[A block of data]
:::::

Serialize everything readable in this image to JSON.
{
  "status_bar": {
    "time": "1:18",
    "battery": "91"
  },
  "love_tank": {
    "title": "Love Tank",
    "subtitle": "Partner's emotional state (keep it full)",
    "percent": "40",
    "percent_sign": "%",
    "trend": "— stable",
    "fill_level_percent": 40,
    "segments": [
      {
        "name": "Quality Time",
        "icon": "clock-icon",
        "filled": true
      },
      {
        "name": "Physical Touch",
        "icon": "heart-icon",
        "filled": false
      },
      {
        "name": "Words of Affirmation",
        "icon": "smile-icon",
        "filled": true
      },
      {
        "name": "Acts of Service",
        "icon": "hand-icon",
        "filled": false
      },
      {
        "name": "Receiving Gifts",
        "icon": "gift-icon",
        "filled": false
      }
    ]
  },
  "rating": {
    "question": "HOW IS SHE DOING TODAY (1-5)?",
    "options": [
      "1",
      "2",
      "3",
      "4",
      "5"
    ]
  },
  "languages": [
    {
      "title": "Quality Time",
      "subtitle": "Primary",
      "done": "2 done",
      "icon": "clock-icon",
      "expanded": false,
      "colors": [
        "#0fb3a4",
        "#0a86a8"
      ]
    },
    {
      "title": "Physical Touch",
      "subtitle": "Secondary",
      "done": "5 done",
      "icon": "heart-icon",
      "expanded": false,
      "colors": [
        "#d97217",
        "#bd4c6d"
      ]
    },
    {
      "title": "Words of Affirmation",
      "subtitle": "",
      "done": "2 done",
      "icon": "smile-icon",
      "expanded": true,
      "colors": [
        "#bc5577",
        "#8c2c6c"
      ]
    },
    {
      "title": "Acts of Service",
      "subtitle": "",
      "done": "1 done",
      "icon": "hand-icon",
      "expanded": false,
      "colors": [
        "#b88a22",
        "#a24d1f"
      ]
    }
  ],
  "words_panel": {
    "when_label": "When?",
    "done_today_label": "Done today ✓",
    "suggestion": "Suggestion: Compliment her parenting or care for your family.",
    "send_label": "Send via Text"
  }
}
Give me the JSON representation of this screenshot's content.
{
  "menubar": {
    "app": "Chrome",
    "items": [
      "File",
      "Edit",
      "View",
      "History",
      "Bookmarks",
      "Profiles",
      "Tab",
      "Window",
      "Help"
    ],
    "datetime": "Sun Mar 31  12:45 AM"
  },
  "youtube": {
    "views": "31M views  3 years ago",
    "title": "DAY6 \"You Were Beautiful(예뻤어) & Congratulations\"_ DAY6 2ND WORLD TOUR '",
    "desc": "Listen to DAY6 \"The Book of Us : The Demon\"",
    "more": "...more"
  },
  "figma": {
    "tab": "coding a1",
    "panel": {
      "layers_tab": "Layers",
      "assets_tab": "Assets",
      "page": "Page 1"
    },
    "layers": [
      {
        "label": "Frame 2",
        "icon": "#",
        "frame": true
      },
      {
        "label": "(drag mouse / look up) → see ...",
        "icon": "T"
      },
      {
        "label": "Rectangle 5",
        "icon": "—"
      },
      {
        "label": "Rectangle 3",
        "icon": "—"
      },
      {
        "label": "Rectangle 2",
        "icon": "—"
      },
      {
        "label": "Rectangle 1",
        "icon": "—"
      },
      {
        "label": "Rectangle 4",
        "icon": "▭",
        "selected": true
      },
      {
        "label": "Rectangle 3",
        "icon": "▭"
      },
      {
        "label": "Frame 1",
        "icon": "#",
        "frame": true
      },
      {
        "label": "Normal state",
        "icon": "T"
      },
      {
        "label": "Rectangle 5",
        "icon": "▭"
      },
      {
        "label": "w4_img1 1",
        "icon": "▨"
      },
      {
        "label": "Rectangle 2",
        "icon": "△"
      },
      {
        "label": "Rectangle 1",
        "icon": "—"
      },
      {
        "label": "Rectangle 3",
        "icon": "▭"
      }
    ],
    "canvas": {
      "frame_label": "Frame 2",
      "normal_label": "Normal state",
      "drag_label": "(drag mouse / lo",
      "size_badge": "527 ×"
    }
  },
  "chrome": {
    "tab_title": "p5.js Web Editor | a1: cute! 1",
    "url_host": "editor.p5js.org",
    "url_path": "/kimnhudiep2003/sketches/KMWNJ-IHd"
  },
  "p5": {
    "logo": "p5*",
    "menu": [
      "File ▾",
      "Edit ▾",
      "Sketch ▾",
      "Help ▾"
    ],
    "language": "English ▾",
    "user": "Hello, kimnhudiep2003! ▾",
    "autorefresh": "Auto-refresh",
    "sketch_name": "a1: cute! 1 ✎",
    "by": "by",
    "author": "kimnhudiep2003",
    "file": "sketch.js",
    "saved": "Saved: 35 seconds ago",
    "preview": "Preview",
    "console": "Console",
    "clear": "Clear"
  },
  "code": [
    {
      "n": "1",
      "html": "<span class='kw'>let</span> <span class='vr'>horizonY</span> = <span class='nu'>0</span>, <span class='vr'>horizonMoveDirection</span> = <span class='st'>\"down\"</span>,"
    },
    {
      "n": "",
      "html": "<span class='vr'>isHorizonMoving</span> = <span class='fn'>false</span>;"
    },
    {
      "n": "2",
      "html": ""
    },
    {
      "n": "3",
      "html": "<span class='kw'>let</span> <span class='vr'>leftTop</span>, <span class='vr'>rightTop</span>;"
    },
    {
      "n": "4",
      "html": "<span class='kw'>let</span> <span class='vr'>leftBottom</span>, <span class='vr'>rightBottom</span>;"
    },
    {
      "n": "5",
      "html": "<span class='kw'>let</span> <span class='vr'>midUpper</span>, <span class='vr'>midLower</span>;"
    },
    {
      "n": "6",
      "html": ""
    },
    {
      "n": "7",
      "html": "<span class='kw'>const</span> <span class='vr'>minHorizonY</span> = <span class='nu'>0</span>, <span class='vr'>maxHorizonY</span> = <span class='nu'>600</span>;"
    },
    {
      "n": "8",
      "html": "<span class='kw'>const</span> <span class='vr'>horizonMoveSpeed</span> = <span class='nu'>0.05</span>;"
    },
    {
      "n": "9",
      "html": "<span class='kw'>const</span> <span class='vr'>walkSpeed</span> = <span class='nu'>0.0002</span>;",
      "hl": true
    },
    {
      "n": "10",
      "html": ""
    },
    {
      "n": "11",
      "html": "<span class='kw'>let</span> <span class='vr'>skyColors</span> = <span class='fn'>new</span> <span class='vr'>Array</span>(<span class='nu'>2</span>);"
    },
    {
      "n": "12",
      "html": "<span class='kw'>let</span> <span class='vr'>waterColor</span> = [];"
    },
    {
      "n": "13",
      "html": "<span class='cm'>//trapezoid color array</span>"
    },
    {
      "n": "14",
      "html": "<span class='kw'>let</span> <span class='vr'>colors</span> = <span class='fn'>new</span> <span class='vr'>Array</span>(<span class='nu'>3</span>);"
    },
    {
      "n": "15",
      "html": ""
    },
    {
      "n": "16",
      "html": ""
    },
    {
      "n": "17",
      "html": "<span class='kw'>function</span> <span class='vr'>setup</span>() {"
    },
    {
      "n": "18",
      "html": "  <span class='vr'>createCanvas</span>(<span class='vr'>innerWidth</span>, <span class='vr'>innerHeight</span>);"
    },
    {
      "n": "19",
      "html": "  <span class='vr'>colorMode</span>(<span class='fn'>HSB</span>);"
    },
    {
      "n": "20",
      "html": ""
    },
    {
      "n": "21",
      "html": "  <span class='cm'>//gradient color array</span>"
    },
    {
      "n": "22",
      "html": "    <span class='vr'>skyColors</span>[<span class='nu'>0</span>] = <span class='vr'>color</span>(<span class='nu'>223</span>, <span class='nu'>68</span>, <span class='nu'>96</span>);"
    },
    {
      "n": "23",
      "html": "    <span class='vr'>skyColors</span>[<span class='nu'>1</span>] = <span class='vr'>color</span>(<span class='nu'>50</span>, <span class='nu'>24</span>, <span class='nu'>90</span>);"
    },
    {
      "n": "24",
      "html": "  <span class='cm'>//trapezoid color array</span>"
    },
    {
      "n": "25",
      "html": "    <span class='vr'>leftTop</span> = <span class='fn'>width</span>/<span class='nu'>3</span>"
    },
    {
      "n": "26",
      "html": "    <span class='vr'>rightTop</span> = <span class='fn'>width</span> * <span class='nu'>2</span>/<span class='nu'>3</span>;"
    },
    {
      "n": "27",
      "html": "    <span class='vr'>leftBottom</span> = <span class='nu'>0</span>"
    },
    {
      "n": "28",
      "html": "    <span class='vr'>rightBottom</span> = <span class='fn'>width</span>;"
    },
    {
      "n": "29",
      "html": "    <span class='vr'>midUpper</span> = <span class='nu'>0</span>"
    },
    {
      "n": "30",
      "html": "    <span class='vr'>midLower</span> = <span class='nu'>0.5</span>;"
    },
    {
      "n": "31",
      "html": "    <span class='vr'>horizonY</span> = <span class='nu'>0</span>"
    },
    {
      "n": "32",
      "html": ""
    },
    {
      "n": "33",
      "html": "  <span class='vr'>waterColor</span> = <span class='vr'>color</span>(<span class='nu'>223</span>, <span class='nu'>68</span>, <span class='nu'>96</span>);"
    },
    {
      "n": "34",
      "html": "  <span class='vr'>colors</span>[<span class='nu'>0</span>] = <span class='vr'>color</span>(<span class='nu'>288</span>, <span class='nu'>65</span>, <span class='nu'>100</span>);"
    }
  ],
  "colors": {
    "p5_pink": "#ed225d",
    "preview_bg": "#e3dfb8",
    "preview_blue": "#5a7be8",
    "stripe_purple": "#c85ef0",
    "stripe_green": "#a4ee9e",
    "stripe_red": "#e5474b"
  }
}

:::::

=== Goal ===
Find how many lines include the string "mouse" and report that number alone.

=== Answer below ===
2